INSTRUCTIONS TO FOLLOW: Your task is to transcribe the data in full.

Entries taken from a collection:
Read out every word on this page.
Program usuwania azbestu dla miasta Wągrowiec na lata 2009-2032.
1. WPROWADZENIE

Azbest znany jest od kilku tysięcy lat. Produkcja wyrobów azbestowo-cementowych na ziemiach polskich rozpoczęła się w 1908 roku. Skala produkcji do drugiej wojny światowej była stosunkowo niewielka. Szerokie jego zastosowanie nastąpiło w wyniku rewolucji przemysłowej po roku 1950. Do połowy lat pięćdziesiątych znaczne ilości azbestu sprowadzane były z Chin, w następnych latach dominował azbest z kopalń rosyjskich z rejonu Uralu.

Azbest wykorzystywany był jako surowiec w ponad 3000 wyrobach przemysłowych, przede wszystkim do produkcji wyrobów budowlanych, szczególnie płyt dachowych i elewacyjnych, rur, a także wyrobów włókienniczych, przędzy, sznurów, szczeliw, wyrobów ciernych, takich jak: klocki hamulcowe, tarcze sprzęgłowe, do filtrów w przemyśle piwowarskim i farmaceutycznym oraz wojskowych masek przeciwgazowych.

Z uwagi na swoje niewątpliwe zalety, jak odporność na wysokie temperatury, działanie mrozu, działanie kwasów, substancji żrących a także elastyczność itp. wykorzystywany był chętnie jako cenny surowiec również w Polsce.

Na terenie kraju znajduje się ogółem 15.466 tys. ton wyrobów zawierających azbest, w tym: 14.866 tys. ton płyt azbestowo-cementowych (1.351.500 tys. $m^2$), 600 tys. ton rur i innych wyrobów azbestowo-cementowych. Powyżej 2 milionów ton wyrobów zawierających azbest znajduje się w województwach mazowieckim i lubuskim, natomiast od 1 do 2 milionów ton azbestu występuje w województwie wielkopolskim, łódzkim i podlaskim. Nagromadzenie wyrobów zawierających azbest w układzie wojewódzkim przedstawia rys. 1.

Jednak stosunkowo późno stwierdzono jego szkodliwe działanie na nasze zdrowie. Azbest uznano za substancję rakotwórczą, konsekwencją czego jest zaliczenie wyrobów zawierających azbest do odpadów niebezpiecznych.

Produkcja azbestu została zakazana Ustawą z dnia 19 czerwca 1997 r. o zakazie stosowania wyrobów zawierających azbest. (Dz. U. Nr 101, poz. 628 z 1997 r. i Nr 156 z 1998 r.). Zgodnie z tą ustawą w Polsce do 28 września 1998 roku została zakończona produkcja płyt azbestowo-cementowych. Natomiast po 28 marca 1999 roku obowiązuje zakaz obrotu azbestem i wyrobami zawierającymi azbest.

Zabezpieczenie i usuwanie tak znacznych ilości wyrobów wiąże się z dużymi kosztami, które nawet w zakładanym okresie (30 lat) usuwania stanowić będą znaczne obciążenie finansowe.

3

RIGHT ANSWER:
Read out every word on this page.
Program usuwania azbestu dla miasta Wągrowiec na lata 2009-2032.
1. WPROWADZENIE

Azbest znany jest od kilku tysięcy lat. Produkcja wyrobów azbestowo-cementowych na ziemiach polskich rozpoczęła się w 1908 roku. Skala produkcji do drugiej wojny światowej była stosunkowo niewielka. Szerokie jego zastosowanie nastąpiło w wyniku rewolucji przemysłowej po roku 1950. Do połowy lat pięćdziesiątych znaczne ilości azbestu sprowadzane były z Chin, w następnych latach dominował azbest z kopalń rosyjskich z rejonu Uralu.

Azbest wykorzystywany był jako surowiec w ponad 3000 wyrobach przemysłowych, przede wszystkim do produkcji wyrobów budowlanych, szczególnie płyt dachowych i elewacyjnych, rur, a także wyrobów włókienniczych, przędzy, sznurów, szczeliw, wyrobów ciernych, takich jak: klocki hamulcowe, tarcze sprzęgłowe, do filtrów w przemyśle piwowarskim i farmaceutycznym oraz wojskowych masek przeciwgazowych.

Z uwagi na swoje niewątpliwe zalety, jak odporność na wysokie temperatury, działanie mrozu, działanie kwasów, substancji żrących a także elastyczność itp. wykorzystywany był chętnie jako cenny surowiec również w Polsce.

Na terenie kraju znajduje się ogółem 15.466 tys. ton wyrobów zawierających azbest, w tym: 14.866 tys. ton płyt azbestowo-cementowych (1.351.500 tys. $m^2$), 600 tys. ton rur i innych wyrobów azbestowo-cementowych. Powyżej 2 milionów ton wyrobów zawierających azbest znajduje się w województwach mazowieckim i lubuskim, natomiast od 1 do 2 milionów ton azbestu występuje w województwie wielkopolskim, łódzkim i podlaskim. Nagromadzenie wyrobów zawierających azbest w układzie wojewódzkim przedstawia rys. 1.

Jednak stosunkowo późno stwierdzono jego szkodliwe działanie na nasze zdrowie. Azbest uznano za substancję rakotwórczą, konsekwencją czego jest zaliczenie wyrobów zawierających azbest do odpadów niebezpiecznych.

Produkcja azbestu została zakazana Ustawą z dnia 19 czerwca 1997 r. o zakazie stosowania wyrobów zawierających azbest. (Dz. U. Nr 101, poz. 628 z 1997 r. i Nr 156 z 1998 r.). Zgodnie z tą ustawą w Polsce do 28 września 1998 roku została zakończona produkcja płyt azbestowo-cementowych. Natomiast po 28 marca 1999 roku obowiązuje zakaz obrotu azbestem i wyrobami zawierającymi azbest.

Zabezpieczenie i usuwanie tak znacznych ilości wyrobów wiąże się z dużymi kosztami, które nawet w zakładanym okresie (30 lat) usuwania stanowić będą znaczne obciążenie finansowe.

3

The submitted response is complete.